[Begin DATASET RECORDS]

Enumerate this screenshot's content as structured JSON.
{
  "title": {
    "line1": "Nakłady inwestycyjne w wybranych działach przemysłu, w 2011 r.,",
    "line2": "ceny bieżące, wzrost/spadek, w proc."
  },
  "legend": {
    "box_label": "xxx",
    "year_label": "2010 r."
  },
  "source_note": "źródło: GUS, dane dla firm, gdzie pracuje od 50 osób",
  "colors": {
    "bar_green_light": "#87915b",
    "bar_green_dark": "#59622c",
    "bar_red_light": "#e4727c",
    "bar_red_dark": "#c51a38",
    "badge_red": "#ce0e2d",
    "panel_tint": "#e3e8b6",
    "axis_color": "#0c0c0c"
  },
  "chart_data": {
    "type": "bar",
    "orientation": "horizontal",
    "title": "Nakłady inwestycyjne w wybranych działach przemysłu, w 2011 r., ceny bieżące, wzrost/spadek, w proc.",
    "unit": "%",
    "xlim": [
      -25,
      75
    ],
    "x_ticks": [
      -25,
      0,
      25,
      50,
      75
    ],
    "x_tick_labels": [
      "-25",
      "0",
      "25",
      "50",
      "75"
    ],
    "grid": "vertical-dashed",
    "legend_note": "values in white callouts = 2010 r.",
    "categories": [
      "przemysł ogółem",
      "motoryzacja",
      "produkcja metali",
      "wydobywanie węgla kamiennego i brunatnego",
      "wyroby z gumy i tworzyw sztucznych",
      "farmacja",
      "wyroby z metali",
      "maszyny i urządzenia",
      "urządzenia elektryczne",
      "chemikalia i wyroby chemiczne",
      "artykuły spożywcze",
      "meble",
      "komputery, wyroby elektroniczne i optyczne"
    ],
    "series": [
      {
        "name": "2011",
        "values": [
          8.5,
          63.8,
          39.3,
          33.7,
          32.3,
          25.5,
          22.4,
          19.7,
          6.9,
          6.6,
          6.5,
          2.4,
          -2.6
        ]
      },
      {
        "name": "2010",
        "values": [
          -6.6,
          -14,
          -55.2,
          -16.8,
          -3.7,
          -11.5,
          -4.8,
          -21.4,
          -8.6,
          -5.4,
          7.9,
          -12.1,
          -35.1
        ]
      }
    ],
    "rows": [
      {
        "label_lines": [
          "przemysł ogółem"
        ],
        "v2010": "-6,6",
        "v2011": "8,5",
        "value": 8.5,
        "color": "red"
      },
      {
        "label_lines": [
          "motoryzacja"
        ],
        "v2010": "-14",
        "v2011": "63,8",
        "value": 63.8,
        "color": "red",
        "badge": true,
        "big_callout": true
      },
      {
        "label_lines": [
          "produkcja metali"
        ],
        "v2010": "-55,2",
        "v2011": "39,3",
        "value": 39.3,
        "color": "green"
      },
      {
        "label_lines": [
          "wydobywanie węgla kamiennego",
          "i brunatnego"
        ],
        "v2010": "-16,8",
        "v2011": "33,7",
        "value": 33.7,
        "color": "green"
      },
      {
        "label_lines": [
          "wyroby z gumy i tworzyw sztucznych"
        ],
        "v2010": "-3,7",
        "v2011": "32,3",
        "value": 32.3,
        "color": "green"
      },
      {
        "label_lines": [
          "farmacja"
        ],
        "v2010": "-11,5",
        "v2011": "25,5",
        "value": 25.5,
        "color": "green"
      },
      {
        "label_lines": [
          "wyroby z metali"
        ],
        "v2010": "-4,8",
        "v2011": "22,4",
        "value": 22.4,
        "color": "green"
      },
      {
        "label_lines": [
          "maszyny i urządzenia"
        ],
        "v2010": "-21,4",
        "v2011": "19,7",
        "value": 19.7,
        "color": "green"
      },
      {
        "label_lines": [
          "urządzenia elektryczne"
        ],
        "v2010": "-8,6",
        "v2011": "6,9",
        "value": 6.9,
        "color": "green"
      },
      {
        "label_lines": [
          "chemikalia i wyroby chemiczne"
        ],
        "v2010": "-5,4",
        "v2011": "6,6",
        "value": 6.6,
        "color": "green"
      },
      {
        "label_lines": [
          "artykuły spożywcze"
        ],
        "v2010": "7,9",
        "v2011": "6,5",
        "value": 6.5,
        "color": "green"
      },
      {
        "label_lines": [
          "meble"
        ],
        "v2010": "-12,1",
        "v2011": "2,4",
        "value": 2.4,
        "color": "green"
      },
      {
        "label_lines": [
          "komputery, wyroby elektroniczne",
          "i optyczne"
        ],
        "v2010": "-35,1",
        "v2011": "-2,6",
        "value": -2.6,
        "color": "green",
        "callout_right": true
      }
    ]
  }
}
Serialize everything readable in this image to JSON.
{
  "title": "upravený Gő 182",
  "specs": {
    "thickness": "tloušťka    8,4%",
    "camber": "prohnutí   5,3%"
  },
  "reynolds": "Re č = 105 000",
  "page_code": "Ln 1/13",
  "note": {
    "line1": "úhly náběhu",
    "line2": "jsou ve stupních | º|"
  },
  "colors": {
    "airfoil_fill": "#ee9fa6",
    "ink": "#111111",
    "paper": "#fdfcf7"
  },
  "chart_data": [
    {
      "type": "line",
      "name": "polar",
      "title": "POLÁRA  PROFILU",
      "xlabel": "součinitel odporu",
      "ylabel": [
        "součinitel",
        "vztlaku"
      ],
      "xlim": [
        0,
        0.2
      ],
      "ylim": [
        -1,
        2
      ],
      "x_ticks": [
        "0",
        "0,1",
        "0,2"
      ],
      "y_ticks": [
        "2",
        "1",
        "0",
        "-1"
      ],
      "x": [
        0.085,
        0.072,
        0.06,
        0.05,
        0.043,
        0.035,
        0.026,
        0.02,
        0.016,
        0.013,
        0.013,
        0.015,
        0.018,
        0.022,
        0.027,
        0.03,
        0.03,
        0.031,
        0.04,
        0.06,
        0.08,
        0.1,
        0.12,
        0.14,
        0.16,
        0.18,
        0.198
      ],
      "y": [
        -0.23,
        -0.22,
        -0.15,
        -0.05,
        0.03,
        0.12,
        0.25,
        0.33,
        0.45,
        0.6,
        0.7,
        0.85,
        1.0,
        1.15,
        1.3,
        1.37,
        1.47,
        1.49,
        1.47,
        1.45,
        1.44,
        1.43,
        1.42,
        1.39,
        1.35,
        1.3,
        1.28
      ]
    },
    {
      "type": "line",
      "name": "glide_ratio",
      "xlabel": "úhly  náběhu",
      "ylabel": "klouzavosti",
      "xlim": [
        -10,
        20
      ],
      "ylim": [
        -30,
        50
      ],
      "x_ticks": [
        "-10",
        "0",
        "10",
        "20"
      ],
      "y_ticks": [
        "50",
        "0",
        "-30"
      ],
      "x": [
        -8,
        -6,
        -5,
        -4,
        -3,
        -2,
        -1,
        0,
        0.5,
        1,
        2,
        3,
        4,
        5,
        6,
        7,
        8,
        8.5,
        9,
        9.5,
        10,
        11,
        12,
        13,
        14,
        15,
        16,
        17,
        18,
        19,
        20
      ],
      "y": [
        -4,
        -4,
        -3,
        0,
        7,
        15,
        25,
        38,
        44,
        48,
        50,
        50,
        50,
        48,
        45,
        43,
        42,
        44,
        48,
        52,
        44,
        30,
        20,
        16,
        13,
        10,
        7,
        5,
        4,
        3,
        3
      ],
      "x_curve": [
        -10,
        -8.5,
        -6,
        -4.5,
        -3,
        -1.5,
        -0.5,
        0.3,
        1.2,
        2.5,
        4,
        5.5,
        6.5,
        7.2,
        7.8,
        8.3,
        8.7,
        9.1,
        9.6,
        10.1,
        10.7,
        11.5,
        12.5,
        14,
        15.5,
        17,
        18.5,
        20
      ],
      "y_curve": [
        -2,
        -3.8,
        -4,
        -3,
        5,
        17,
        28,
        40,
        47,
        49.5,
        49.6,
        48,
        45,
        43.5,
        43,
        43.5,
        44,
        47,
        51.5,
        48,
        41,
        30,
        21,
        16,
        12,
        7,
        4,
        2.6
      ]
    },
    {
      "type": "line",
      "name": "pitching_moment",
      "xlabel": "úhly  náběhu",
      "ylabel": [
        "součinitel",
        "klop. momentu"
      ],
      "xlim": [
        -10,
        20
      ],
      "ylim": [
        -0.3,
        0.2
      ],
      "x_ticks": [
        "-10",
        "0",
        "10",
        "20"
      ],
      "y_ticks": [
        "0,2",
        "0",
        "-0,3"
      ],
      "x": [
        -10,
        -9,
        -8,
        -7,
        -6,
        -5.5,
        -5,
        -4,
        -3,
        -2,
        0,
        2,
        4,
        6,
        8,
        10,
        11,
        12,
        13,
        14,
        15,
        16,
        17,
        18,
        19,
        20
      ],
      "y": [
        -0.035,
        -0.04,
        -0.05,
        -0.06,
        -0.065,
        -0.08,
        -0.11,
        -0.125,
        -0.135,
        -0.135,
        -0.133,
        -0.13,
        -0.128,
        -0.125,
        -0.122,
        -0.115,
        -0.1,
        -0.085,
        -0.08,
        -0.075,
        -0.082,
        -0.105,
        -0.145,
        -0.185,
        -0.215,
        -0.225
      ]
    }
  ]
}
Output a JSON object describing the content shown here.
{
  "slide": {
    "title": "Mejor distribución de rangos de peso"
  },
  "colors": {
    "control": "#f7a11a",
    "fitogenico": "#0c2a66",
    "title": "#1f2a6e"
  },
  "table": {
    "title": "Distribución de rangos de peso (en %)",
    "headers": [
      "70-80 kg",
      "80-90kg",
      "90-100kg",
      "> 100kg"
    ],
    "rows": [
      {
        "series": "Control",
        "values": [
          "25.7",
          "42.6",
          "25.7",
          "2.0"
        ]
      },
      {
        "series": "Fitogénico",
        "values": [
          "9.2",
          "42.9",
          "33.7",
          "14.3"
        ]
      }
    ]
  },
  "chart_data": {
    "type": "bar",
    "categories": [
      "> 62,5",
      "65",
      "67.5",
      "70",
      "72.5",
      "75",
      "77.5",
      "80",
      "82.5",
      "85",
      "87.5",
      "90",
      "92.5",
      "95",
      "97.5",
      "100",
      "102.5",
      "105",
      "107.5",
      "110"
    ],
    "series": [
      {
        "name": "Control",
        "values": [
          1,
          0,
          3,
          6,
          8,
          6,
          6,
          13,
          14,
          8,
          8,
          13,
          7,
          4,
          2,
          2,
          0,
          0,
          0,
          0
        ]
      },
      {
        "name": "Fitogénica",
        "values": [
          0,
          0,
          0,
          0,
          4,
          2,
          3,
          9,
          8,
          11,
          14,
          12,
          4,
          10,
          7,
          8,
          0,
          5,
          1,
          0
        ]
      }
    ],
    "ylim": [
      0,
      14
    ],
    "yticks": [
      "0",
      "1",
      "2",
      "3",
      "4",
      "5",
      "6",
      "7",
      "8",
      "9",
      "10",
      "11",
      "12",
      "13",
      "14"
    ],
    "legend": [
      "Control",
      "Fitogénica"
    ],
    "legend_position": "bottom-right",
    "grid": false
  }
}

[End DATASET RECORDS]

== WRITTEN INSTRUCTION ==
State the number of lines above that hold the string "wyroby", with nothing added.

== SOLUTION FOR THIS PROBLEM ==
8